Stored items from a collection
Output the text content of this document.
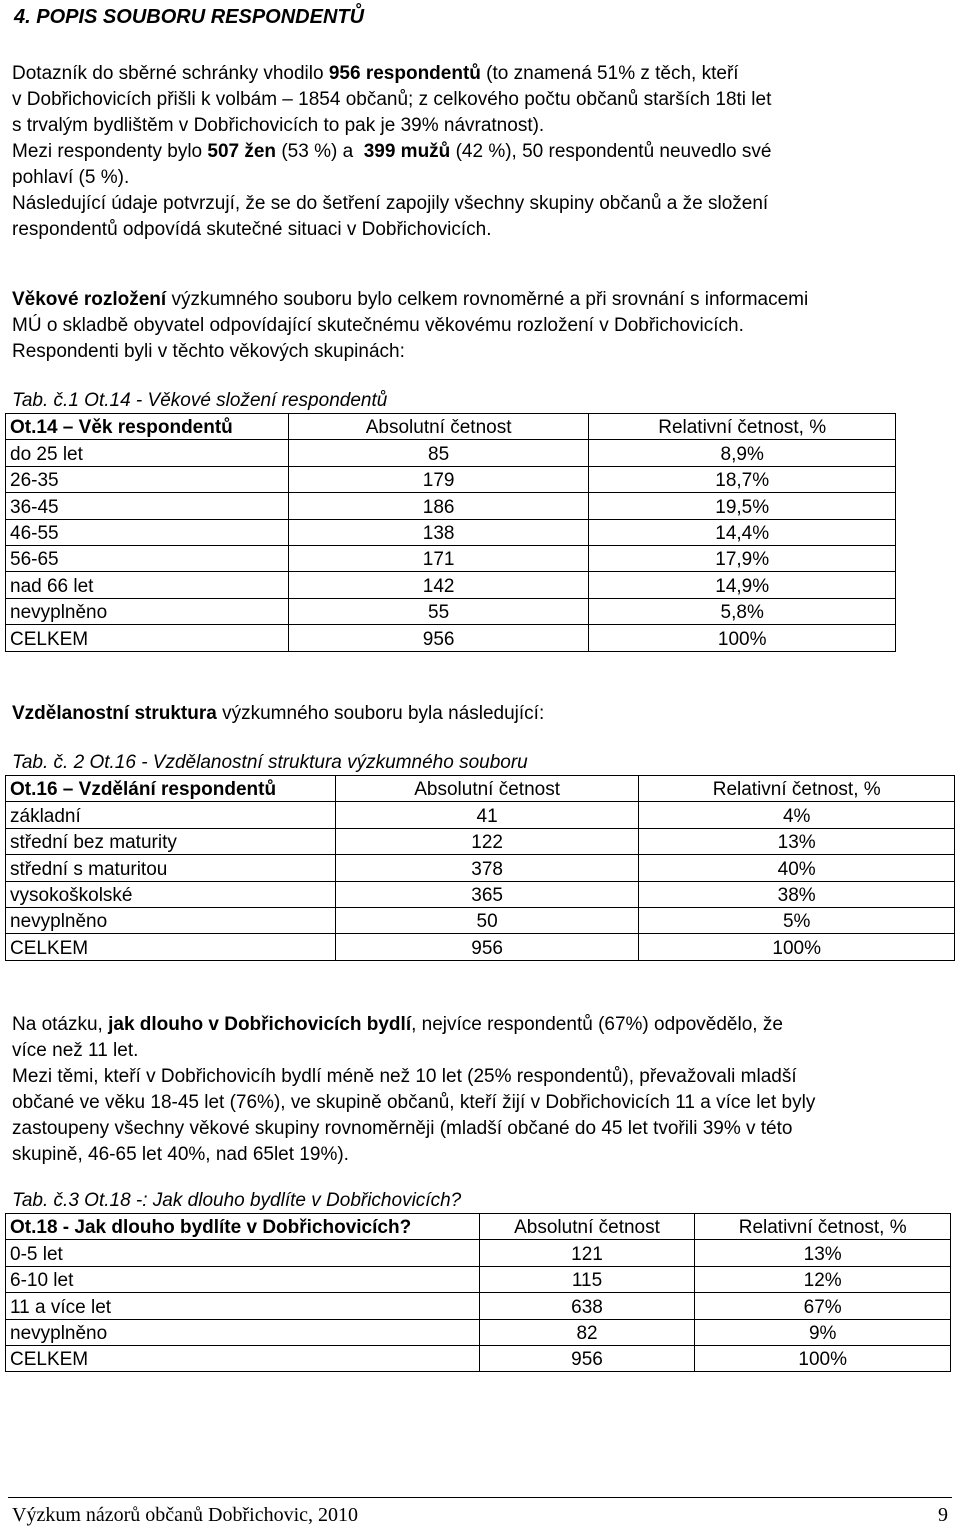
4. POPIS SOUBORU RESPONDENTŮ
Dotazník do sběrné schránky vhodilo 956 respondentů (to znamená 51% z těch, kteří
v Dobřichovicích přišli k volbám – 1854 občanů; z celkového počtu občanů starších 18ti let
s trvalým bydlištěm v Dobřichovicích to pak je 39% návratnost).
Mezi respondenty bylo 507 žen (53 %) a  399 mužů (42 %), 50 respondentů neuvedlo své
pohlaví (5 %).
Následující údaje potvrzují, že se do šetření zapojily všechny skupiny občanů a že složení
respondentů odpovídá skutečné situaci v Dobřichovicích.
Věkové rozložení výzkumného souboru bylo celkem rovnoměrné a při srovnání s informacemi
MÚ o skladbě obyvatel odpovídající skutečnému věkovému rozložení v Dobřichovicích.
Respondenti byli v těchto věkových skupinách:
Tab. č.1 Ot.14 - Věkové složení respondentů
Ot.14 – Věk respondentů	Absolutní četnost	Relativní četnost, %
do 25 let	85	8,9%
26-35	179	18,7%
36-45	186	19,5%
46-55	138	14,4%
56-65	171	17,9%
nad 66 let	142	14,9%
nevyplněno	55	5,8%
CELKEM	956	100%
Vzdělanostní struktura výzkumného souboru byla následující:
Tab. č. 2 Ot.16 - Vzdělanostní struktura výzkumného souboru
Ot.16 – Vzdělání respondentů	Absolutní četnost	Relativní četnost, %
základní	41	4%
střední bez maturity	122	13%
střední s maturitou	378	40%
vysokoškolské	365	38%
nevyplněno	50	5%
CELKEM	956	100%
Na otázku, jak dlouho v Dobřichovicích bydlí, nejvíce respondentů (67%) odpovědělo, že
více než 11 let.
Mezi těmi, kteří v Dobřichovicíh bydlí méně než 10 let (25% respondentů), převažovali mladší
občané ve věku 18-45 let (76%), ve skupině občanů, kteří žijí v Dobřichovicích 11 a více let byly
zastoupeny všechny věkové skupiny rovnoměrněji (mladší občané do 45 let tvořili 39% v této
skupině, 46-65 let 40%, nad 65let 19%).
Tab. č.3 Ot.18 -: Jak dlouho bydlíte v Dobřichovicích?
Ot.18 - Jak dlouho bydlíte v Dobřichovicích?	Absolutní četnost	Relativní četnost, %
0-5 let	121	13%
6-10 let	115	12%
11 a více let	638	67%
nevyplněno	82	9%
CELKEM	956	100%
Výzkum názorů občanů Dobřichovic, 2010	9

### SHORT TASK
Restate the whole listing above exactly, please, omitting every image.

### RESPONSE BELOW
Output the text content of this document.
4. POPIS SOUBORU RESPONDENTŮ
Dotazník do sběrné schránky vhodilo 956 respondentů (to znamená 51% z těch, kteří
v Dobřichovicích přišli k volbám – 1854 občanů; z celkového počtu občanů starších 18ti let
s trvalým bydlištěm v Dobřichovicích to pak je 39% návratnost).
Mezi respondenty bylo 507 žen (53 %) a  399 mužů (42 %), 50 respondentů neuvedlo své
pohlaví (5 %).
Následující údaje potvrzují, že se do šetření zapojily všechny skupiny občanů a že složení
respondentů odpovídá skutečné situaci v Dobřichovicích.
Věkové rozložení výzkumného souboru bylo celkem rovnoměrné a při srovnání s informacemi
MÚ o skladbě obyvatel odpovídající skutečnému věkovému rozložení v Dobřichovicích.
Respondenti byli v těchto věkových skupinách:
Tab. č.1 Ot.14 - Věkové složení respondentů
Ot.14 – Věk respondentů	Absolutní četnost	Relativní četnost, %
do 25 let	85	8,9%
26-35	179	18,7%
36-45	186	19,5%
46-55	138	14,4%
56-65	171	17,9%
nad 66 let	142	14,9%
nevyplněno	55	5,8%
CELKEM	956	100%
Vzdělanostní struktura výzkumného souboru byla následující:
Tab. č. 2 Ot.16 - Vzdělanostní struktura výzkumného souboru
Ot.16 – Vzdělání respondentů	Absolutní četnost	Relativní četnost, %
základní	41	4%
střední bez maturity	122	13%
střední s maturitou	378	40%
vysokoškolské	365	38%
nevyplněno	50	5%
CELKEM	956	100%
Na otázku, jak dlouho v Dobřichovicích bydlí, nejvíce respondentů (67%) odpovědělo, že
více než 11 let.
Mezi těmi, kteří v Dobřichovicíh bydlí méně než 10 let (25% respondentů), převažovali mladší
občané ve věku 18-45 let (76%), ve skupině občanů, kteří žijí v Dobřichovicích 11 a více let byly
zastoupeny všechny věkové skupiny rovnoměrněji (mladší občané do 45 let tvořili 39% v této
skupině, 46-65 let 40%, nad 65let 19%).
Tab. č.3 Ot.18 -: Jak dlouho bydlíte v Dobřichovicích?
Ot.18 - Jak dlouho bydlíte v Dobřichovicích?	Absolutní četnost	Relativní četnost, %
0-5 let	121	13%
6-10 let	115	12%
11 a více let	638	67%
nevyplněno	82	9%
CELKEM	956	100%
Výzkum názorů občanů Dobřichovic, 2010	9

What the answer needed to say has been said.